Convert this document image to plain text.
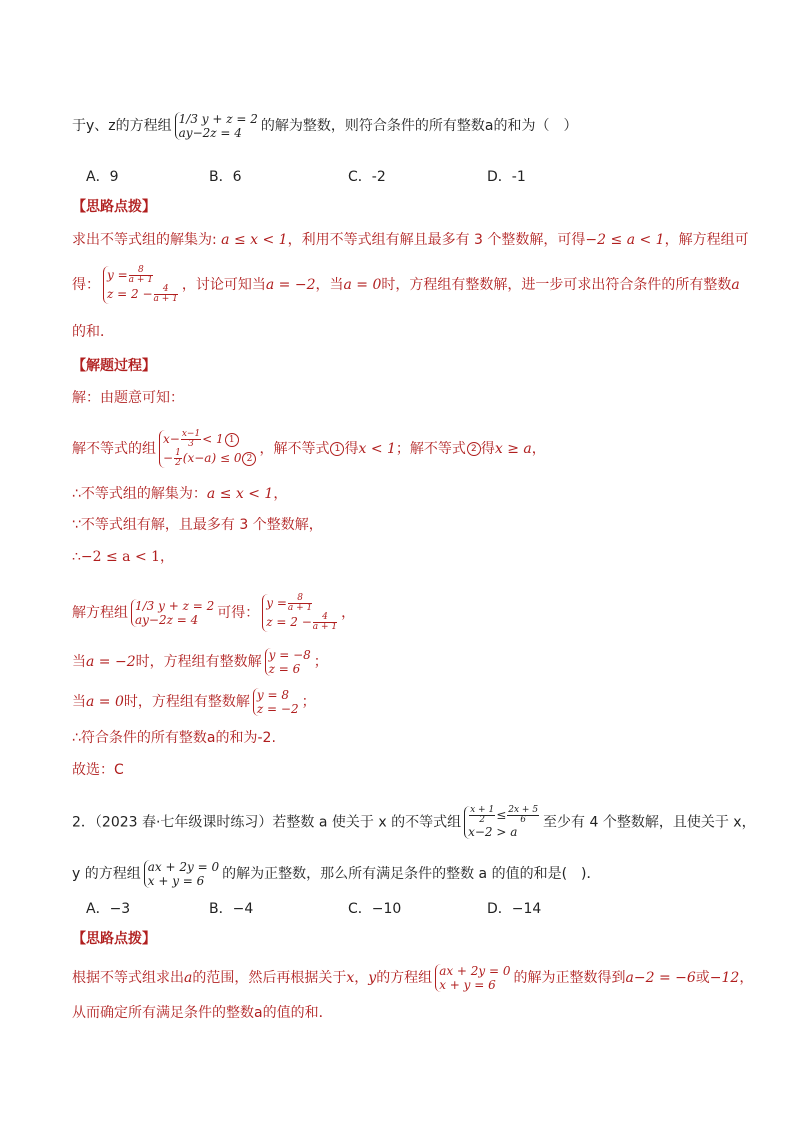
于y、z的方程组 1/3 y + z = 2
ay−2z = 4	的解为整数，则符合条件的所有整数a的和为（　）
A．9	B．6	C．-2	D．-1
【思路点拨】
求出不等式组的解集为: a ≤ x < 1，利用不等式组有解且最多有 3 个整数解，可得−2 ≤ a < 1，解方程组可
得：
$y = \frac{8}{a + 1}$
$z = 2 - \frac{4}{a + 1}$ ，讨论可知当a = −2，当a = 0时，方程组有整数解，进一步可求出符合条件的所有整数a
的和．
【解题过程】
解：由题意可知：
解不等式的组
$x- \frac{x-1}{3} < 1$ 1
− $\frac{1}{2} (x-a) \le 0$ 2
，解不等式 1 得x < 1；解不等式 2 得x ≥ a，
∴不等式组的解集为：a ≤ x < 1，
∵不等式组有解，且最多有 3 个整数解，
∴−2 ≤ a < 1，
解方程组 1/3 y + z = 2
ay−2z = 4	可得：
$y = \frac{8}{a + 1}$
$z = 2 - \frac{4}{a + 1}$ ，
当a = −2时，方程组有整数解 y = −8
z = 6 ；
当a = 0时，方程组有整数解 y = 8
z = −2 ；
∴符合条件的所有整数a的和为-2.
故选：C
2．（2023 春·七年级课时练习）若整数 a 使关于 x 的不等式组 $\frac{x + 1}{2} \le \frac{2x + 5}{6}$
x−2 > a
至少有 4 个整数解，且使关于 x，
y 的方程组 ax + 2y = 0
x + y = 6	的解为正整数，那么所有满足条件的整数 a 的值的和是(　)．
A．−3	B．−4	C．−10	D．−14
【思路点拨】
根据不等式组求出a的范围，然后再根据关于x，y的方程组 ax + 2y = 0
x + y = 6	的解为正整数得到a−2 = −6或−12，
从而确定所有满足条件的整数a的值的和．
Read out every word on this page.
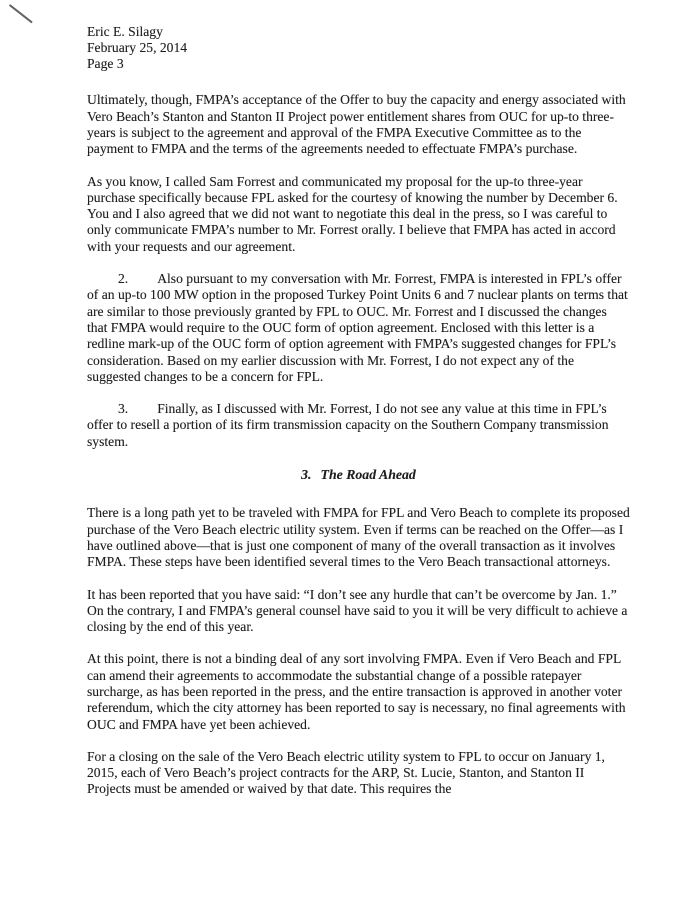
Eric E. Silagy
February 25, 2014
Page 3

Ultimately, though, FMPA’s acceptance of the Offer to buy the capacity and energy associated with Vero Beach’s Stanton and Stanton II Project power entitlement shares from OUC for up-to three-years is subject to the agreement and approval of the FMPA Executive Committee as to the payment to FMPA and the terms of the agreements needed to effectuate FMPA’s purchase.

As you know, I called Sam Forrest and communicated my proposal for the up-to three-year purchase specifically because FPL asked for the courtesy of knowing the number by December 6. You and I also agreed that we did not want to negotiate this deal in the press, so I was careful to only communicate FMPA’s number to Mr. Forrest orally. I believe that FMPA has acted in accord with your requests and our agreement.

2. Also pursuant to my conversation with Mr. Forrest, FMPA is interested in FPL’s offer of an up-to 100 MW option in the proposed Turkey Point Units 6 and 7 nuclear plants on terms that are similar to those previously granted by FPL to OUC. Mr. Forrest and I discussed the changes that FMPA would require to the OUC form of option agreement. Enclosed with this letter is a redline mark-up of the OUC form of option agreement with FMPA’s suggested changes for FPL’s consideration. Based on my earlier discussion with Mr. Forrest, I do not expect any of the suggested changes to be a concern for FPL.

3. Finally, as I discussed with Mr. Forrest, I do not see any value at this time in FPL’s offer to resell a portion of its firm transmission capacity on the Southern Company transmission system.

3. The Road Ahead

There is a long path yet to be traveled with FMPA for FPL and Vero Beach to complete its proposed purchase of the Vero Beach electric utility system. Even if terms can be reached on the Offer—as I have outlined above—that is just one component of many of the overall transaction as it involves FMPA. These steps have been identified several times to the Vero Beach transactional attorneys.

It has been reported that you have said: “I don’t see any hurdle that can’t be overcome by Jan. 1.” On the contrary, I and FMPA’s general counsel have said to you it will be very difficult to achieve a closing by the end of this year.

At this point, there is not a binding deal of any sort involving FMPA. Even if Vero Beach and FPL can amend their agreements to accommodate the substantial change of a possible ratepayer surcharge, as has been reported in the press, and the entire transaction is approved in another voter referendum, which the city attorney has been reported to say is necessary, no final agreements with OUC and FMPA have yet been achieved.

For a closing on the sale of the Vero Beach electric utility system to FPL to occur on January 1, 2015, each of Vero Beach’s project contracts for the ARP, St. Lucie, Stanton, and Stanton II Projects must be amended or waived by that date. This requires the
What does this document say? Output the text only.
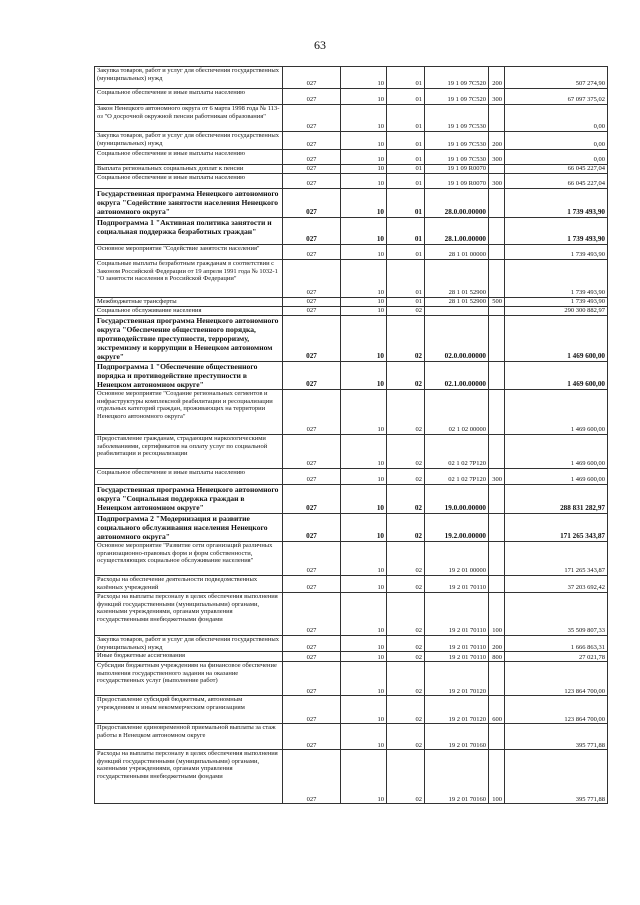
63
Закупка товаров, работ и услуг для обеспечения государственных (муниципальных) нужд	027	10	01	19 1 09 7С520	200	507 274,90
Социальное обеспечение и иные выплаты населению	027	10	01	19 1 09 7С520	300	67 097 375,02
Закон Ненецкого автономного округа от 6 марта 1998 года № 113-оз "О досрочной окружной пенсии работникам образования"	027	10	01	19 1 09 7С530		0,00
Закупка товаров, работ и услуг для обеспечения государственных (муниципальных) нужд	027	10	01	19 1 09 7С530	200	0,00
Социальное обеспечение и иные выплаты населению	027	10	01	19 1 09 7С530	300	0,00
Выплата региональных социальных доплат к пенсии	027	10	01	19 1 09 R0070		66 045 227,04
Социальное обеспечение и иные выплаты населению	027	10	01	19 1 09 R0070	300	66 045 227,04
Государственная программа Ненецкого автономного округа "Содействие занятости населения Ненецкого автономного округа"	027	10	01	28.0.00.00000		1 739 493,90
Подпрограмма 1 "Активная политика занятости и социальная поддержка безработных граждан"	027	10	01	28.1.00.00000		1 739 493,90
Основное мероприятие "Содействие занятости населения"	027	10	01	28 1 01 00000		1 739 493,90
Социальные выплаты безработным гражданам в соответствии с Законом Российской Федерации от 19 апреля 1991 года № 1032-1 "О занятости населения в Российской Федерации"	027	10	01	28 1 01 52900		1 739 493,90
Межбюджетные трансферты	027	10	01	28 1 01 52900	500	1 739 493,90
Социальное обслуживание населения	027	10	02			290 300 882,97
Государственная программа Ненецкого автономного округа "Обеспечение общественного порядка, противодействие преступности, терроризму, экстремизму и коррупции в Ненецком автономном округе"	027	10	02	02.0.00.00000		1 469 600,00
Подпрограмма 1 "Обеспечение общественного порядка и противодействие преступности в Ненецком автономном округе"	027	10	02	02.1.00.00000		1 469 600,00
Основное мероприятие "Создание региональных сегментов и инфраструктуры комплексной реабилитации и ресоциализации отдельных категорий граждан, проживающих на территории Ненецкого автономного округа"	027	10	02	02 1 02 00000		1 469 600,00
Предоставление гражданам, страдающим наркологическими заболеваниями, сертификатов на оплату услуг по социальной реабилитации и ресоциализации	027	10	02	02 1 02 7Р120		1 469 600,00
Социальное обеспечение и иные выплаты населению	027	10	02	02 1 02 7Р120	300	1 469 600,00
Государственная программа Ненецкого автономного округа "Социальная поддержка граждан в Ненецком автономном округе"	027	10	02	19.0.00.00000		288 831 282,97
Подпрограмма 2 "Модернизация и развитие социального обслуживания населения Ненецкого автономного округа"	027	10	02	19.2.00.00000		171 265 343,87
Основное мероприятие "Развитие сети организаций различных организационно-правовых форм и форм собственности, осуществляющих социальное обслуживание населения"	027	10	02	19 2 01 00000		171 265 343,87
Расходы на обеспечение деятельности подведомственных казённых учреждений	027	10	02	19 2 01 70110		37 203 692,42
Расходы на выплаты персоналу в целях обеспечения выполнения функций государственными (муниципальными) органами, казенными учреждениями, органами управления государственными внебюджетными фондами	027	10	02	19 2 01 70110	100	35 509 807,33
Закупка товаров, работ и услуг для обеспечения государственных (муниципальных) нужд	027	10	02	19 2 01 70110	200	1 666 863,31
Иные бюджетные ассигнования	027	10	02	19 2 01 70110	800	27 021,78
Субсидии бюджетным учреждениям на финансовое обеспечение выполнения государственного задания на оказание государственных услуг (выполнение работ)	027	10	02	19 2 01 70120		123 864 700,00
Предоставление субсидий бюджетным, автономным учреждениям и иным некоммерческим организациям	027	10	02	19 2 01 70120	600	123 864 700,00
Предоставление единовременной приемальной выплаты за стаж работы в Ненецком автономном округе	027	10	02	19 2 01 70160		395 771,88
Расходы на выплаты персоналу в целях обеспечения выполнения функций государственными (муниципальными) органами, казенными учреждениями, органами управления государственными внебюджетными фондами	027	10	02	19 2 01 70160	100	395 771,88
──────────────────────────────
Exercise objective.
State the number of lines in the preceding entries that include the word "Содействие". Provide nothing else.

Output below.
2